Dataset entries on figures
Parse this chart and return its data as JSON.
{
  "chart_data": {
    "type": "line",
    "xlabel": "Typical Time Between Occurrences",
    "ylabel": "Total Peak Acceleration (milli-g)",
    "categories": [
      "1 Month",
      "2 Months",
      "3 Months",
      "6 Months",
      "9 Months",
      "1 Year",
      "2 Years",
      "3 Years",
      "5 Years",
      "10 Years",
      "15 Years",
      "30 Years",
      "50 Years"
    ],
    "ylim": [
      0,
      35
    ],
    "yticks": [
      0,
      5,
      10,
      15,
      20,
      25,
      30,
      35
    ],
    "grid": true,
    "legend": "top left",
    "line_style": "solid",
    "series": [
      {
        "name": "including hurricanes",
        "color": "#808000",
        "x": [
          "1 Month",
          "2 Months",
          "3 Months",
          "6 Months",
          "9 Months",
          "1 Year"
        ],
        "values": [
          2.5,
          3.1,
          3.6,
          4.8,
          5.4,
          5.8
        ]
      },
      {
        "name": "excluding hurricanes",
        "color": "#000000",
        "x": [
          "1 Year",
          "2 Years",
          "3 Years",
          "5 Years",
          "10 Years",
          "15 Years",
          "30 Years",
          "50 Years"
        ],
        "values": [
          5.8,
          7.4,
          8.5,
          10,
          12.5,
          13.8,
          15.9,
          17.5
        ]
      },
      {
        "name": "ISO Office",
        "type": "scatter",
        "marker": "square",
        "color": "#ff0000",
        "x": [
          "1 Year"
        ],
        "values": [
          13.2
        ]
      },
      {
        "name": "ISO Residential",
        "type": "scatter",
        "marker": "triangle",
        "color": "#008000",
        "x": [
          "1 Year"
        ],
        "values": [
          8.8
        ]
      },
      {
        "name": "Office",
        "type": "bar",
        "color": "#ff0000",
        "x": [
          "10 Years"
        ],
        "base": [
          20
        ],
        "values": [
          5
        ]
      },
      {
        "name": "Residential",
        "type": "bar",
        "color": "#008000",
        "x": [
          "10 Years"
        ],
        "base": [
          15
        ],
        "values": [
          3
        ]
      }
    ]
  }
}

Task prompt => Reproduce the records word for word.

Problem solution =>
Parse this chart and return its data as JSON.
{
  "chart_data": {
    "type": "line",
    "xlabel": "Typical Time Between Occurrences",
    "ylabel": "Total Peak Acceleration (milli-g)",
    "categories": [
      "1 Month",
      "2 Months",
      "3 Months",
      "6 Months",
      "9 Months",
      "1 Year",
      "2 Years",
      "3 Years",
      "5 Years",
      "10 Years",
      "15 Years",
      "30 Years",
      "50 Years"
    ],
    "ylim": [
      0,
      35
    ],
    "yticks": [
      0,
      5,
      10,
      15,
      20,
      25,
      30,
      35
    ],
    "grid": true,
    "legend": "top left",
    "line_style": "solid",
    "series": [
      {
        "name": "including hurricanes",
        "color": "#808000",
        "x": [
          "1 Month",
          "2 Months",
          "3 Months",
          "6 Months",
          "9 Months",
          "1 Year"
        ],
        "values": [
          2.5,
          3.1,
          3.6,
          4.8,
          5.4,
          5.8
        ]
      },
      {
        "name": "excluding hurricanes",
        "color": "#000000",
        "x": [
          "1 Year",
          "2 Years",
          "3 Years",
          "5 Years",
          "10 Years",
          "15 Years",
          "30 Years",
          "50 Years"
        ],
        "values": [
          5.8,
          7.4,
          8.5,
          10,
          12.5,
          13.8,
          15.9,
          17.5
        ]
      },
      {
        "name": "ISO Office",
        "type": "scatter",
        "marker": "square",
        "color": "#ff0000",
        "x": [
          "1 Year"
        ],
        "values": [
          13.2
        ]
      },
      {
        "name": "ISO Residential",
        "type": "scatter",
        "marker": "triangle",
        "color": "#008000",
        "x": [
          "1 Year"
        ],
        "values": [
          8.8
        ]
      },
      {
        "name": "Office",
        "type": "bar",
        "color": "#ff0000",
        "x": [
          "10 Years"
        ],
        "base": [
          20
        ],
        "values": [
          5
        ]
      },
      {
        "name": "Residential",
        "type": "bar",
        "color": "#008000",
        "x": [
          "10 Years"
        ],
        "base": [
          15
        ],
        "values": [
          3
        ]
      }
    ]
  }
}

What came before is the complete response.